Texte fourni:

L’approche Rad fait des petits à Radio-Canada
Le laboratoire de journalisme numérique tourné vers les jeunes influence les façons de faire traditionnelles à l’interne
Àla naissance de Rad, le laboratoire de journalisme de Radio-Canada à la conquête de nouveaux formats et de nouveaux publics, le directeur de l’information Michel Cormier a préféré ne pas intégrer l’équipe fraîchement formée à la salle de rédaction, de peur «qu’elle ne se fasse avaler par la machine». Aujourd’hui, presque deux ans plus tard, il estime plutôt que c’est Rad qui déteint sur la machine.
Les têtes dirigeantes du projet Rad ont rencontré quelques journalistes mardi à Montréal pour parler du chemin parcouru par la quinzaine de travailleurs — dont six journalistes — qui forment l’équipe multidisciplinaire.
Rad est maintenant à la base de près d’une centaine de productions vidéo en ligne, diffusées sur Instagram, YouTube, mais principalement consultées sur Facebook, où le laboratoire s’est construit au fil des mois une communauté fidèle. Selon les chiffres de Radio-Canada, Rad a atteint plus de 20 millions de personnes et affiche un taux d’engagement (clics, commentaires, partages…) moyen de 8%, «soit le double de la moyenne» générale, estime Karim Boudiba, chef de produit numérique chez Rad.

Listes de zones annotées
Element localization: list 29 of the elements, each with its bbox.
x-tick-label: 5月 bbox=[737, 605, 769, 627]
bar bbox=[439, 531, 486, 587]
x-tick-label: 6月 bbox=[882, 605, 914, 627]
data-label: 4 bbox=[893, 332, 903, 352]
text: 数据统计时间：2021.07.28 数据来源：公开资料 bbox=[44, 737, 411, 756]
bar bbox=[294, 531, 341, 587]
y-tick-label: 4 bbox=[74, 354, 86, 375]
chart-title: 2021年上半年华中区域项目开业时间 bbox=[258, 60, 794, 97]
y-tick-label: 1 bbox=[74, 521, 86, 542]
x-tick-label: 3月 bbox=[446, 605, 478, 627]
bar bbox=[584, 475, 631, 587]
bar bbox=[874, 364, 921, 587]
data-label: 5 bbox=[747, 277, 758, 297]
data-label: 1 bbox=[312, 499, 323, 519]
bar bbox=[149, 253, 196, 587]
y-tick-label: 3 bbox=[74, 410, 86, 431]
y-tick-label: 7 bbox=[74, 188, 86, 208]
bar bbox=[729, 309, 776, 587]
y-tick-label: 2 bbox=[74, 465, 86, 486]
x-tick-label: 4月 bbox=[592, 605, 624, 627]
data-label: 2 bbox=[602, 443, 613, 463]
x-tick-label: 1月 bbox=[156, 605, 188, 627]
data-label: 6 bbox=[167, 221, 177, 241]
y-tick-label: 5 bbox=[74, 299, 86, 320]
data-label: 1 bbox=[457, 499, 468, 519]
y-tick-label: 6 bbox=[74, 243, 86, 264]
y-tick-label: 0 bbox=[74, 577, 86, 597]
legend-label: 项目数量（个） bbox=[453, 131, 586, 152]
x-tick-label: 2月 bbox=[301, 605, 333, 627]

Consigne rédigée 1: D'après le texte sur le laboratoire Rad, quel taux d'engagement moyen Rad affiche-t-il ?
Consigne rédigée 2: Recopiez le texte sur le laboratoire Rad de "L’approche Rad fait" jusqu'à "sur la machine." inclus, en renommant "Radio-Canada" en "ICI Radio-Canada".
Consigne rédigée 3: Poursuivez le texte sur le laboratoire Rad après sa dernière phrase.

Réponse attendue 1: Un taux d'engagement moyen de 8 %.

Réponse attendue 2:
L’approche Rad fait des petits à ICI Radio-Canada
Le laboratoire de journalisme numérique tourné vers les jeunes influence les façons de faire traditionnelles à l’interne
Àla naissance de Rad, le laboratoire de journalisme de ICI Radio-Canada à la conquête de nouveaux formats et de nouveaux publics, le directeur de l’information Michel Cormier a préféré ne pas intégrer l’équipe fraîchement formée à la salle de rédaction, de peur «qu’elle ne se fasse avaler par la machine». Aujourd’hui, presque deux ans plus tard, il estime plutôt que c’est Rad qui déteint sur la machine.

Réponse attendue 3:
Le coeur de la stratégie de cette branche radio-canadienne est de proposer une démarche journalistique rigoureuse, qui respecte les normes d’éthique du diffuseur public, mais avec une approche et un ton propres «aux citoyens numériques», qui sont en bonne partie les 18-34 ans.
L’objectif initial était double: rejoindre ce nouveau public qui s’intéresse peu à Radio-Canada, mais aussi en quelque sorte dépoussiérer, revamper l’approche journalistique bien ancrée dans la boîte partout au pays.
Et aux yeux de Michel Cormier, les résultats de ce deuxième objectif sont patents. «Il y a une émulation dans les formats, le storytelling, qui est beaucoup plus parlé. Il commence à y avoir une communauté journalistique dans la boîte qui partage ces valeurs-là, et qui s’interroge sur les nouvelles façons de faire. Et on encourage ça », dit-il, mentionnant le travail de Mathieu Dion et de Frédéric Arnould en ce sens.
Des apprentissages
Radio-Canada propose même à de jeunes journalistes dans ses stations régionales de travailler quelque temps chez Rad, «pour ensuite retourner chez eux et faire du nouveau journalisme, parce qu’on veut que ça s’étende à tout le réseau de Radio-Canada», souligne Michel Cormier.
Le directeur de l’information affirme même que plusieurs vétérans ont demandé à rejoindre l’équipe de Rad. « Mais on privilégie les jeunes, c’est leur chance d’avoir les mains sur le volant. Nous, on a eu notre chance pendant longtemps. »
Au fil des derniers mois, l’équipe de Rad a peaufiné son approche. Le choix des sujets, par exemple, part des journalistes et est soumis à l’ensemble de l’équipe, peu importe leur rôle.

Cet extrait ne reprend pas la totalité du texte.